**TASK:** All material below is to be reproduced exactly.
-- Start of DATA --
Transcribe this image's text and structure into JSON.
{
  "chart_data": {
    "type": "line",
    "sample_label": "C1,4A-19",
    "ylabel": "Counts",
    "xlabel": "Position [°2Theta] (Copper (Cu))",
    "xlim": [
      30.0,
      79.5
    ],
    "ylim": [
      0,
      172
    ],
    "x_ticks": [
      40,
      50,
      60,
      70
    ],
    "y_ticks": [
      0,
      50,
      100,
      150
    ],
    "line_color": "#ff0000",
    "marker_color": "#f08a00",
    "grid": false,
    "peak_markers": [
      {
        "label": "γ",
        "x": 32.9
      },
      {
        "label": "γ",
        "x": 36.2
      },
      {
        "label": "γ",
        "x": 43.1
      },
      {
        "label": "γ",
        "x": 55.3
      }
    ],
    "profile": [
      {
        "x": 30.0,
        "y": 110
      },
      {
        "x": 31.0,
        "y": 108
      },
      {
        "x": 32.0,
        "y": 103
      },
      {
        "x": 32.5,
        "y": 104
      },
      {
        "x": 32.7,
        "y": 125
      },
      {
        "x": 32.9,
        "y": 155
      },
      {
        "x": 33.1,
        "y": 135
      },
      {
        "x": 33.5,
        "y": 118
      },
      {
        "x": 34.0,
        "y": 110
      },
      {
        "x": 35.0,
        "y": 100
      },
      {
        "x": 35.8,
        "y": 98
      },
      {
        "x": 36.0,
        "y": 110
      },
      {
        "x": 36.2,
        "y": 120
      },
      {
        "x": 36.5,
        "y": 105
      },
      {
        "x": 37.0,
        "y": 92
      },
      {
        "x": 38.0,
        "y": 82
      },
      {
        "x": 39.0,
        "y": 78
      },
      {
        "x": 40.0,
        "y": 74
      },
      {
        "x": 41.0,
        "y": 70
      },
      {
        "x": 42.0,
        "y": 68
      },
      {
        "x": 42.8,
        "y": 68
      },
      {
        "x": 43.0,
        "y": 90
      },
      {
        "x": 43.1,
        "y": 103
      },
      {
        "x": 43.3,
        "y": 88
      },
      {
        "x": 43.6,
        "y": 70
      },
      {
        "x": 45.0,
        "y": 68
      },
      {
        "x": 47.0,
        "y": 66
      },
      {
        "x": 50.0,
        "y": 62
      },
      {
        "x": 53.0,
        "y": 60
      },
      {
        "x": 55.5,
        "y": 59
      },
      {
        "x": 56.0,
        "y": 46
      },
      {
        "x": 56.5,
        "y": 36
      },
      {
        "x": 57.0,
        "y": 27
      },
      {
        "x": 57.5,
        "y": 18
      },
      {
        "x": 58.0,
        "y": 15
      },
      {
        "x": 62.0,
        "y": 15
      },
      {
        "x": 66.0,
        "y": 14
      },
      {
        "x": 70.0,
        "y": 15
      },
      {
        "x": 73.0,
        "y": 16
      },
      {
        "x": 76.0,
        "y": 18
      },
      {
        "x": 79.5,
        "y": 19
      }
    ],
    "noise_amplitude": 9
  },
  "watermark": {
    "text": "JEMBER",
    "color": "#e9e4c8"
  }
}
-- End of DATA --
**RESULT OF THIS EXERCISE:**
Transcribe this image's text and structure into JSON.
{
  "chart_data": {
    "type": "line",
    "sample_label": "C1,4A-19",
    "ylabel": "Counts",
    "xlabel": "Position [°2Theta] (Copper (Cu))",
    "xlim": [
      30.0,
      79.5
    ],
    "ylim": [
      0,
      172
    ],
    "x_ticks": [
      40,
      50,
      60,
      70
    ],
    "y_ticks": [
      0,
      50,
      100,
      150
    ],
    "line_color": "#ff0000",
    "marker_color": "#f08a00",
    "grid": false,
    "peak_markers": [
      {
        "label": "γ",
        "x": 32.9
      },
      {
        "label": "γ",
        "x": 36.2
      },
      {
        "label": "γ",
        "x": 43.1
      },
      {
        "label": "γ",
        "x": 55.3
      }
    ],
    "profile": [
      {
        "x": 30.0,
        "y": 110
      },
      {
        "x": 31.0,
        "y": 108
      },
      {
        "x": 32.0,
        "y": 103
      },
      {
        "x": 32.5,
        "y": 104
      },
      {
        "x": 32.7,
        "y": 125
      },
      {
        "x": 32.9,
        "y": 155
      },
      {
        "x": 33.1,
        "y": 135
      },
      {
        "x": 33.5,
        "y": 118
      },
      {
        "x": 34.0,
        "y": 110
      },
      {
        "x": 35.0,
        "y": 100
      },
      {
        "x": 35.8,
        "y": 98
      },
      {
        "x": 36.0,
        "y": 110
      },
      {
        "x": 36.2,
        "y": 120
      },
      {
        "x": 36.5,
        "y": 105
      },
      {
        "x": 37.0,
        "y": 92
      },
      {
        "x": 38.0,
        "y": 82
      },
      {
        "x": 39.0,
        "y": 78
      },
      {
        "x": 40.0,
        "y": 74
      },
      {
        "x": 41.0,
        "y": 70
      },
      {
        "x": 42.0,
        "y": 68
      },
      {
        "x": 42.8,
        "y": 68
      },
      {
        "x": 43.0,
        "y": 90
      },
      {
        "x": 43.1,
        "y": 103
      },
      {
        "x": 43.3,
        "y": 88
      },
      {
        "x": 43.6,
        "y": 70
      },
      {
        "x": 45.0,
        "y": 68
      },
      {
        "x": 47.0,
        "y": 66
      },
      {
        "x": 50.0,
        "y": 62
      },
      {
        "x": 53.0,
        "y": 60
      },
      {
        "x": 55.5,
        "y": 59
      },
      {
        "x": 56.0,
        "y": 46
      },
      {
        "x": 56.5,
        "y": 36
      },
      {
        "x": 57.0,
        "y": 27
      },
      {
        "x": 57.5,
        "y": 18
      },
      {
        "x": 58.0,
        "y": 15
      },
      {
        "x": 62.0,
        "y": 15
      },
      {
        "x": 66.0,
        "y": 14
      },
      {
        "x": 70.0,
        "y": 15
      },
      {
        "x": 73.0,
        "y": 16
      },
      {
        "x": 76.0,
        "y": 18
      },
      {
        "x": 79.5,
        "y": 19
      }
    ],
    "noise_amplitude": 9
  },
  "watermark": {
    "text": "JEMBER",
    "color": "#e9e4c8"
  }
}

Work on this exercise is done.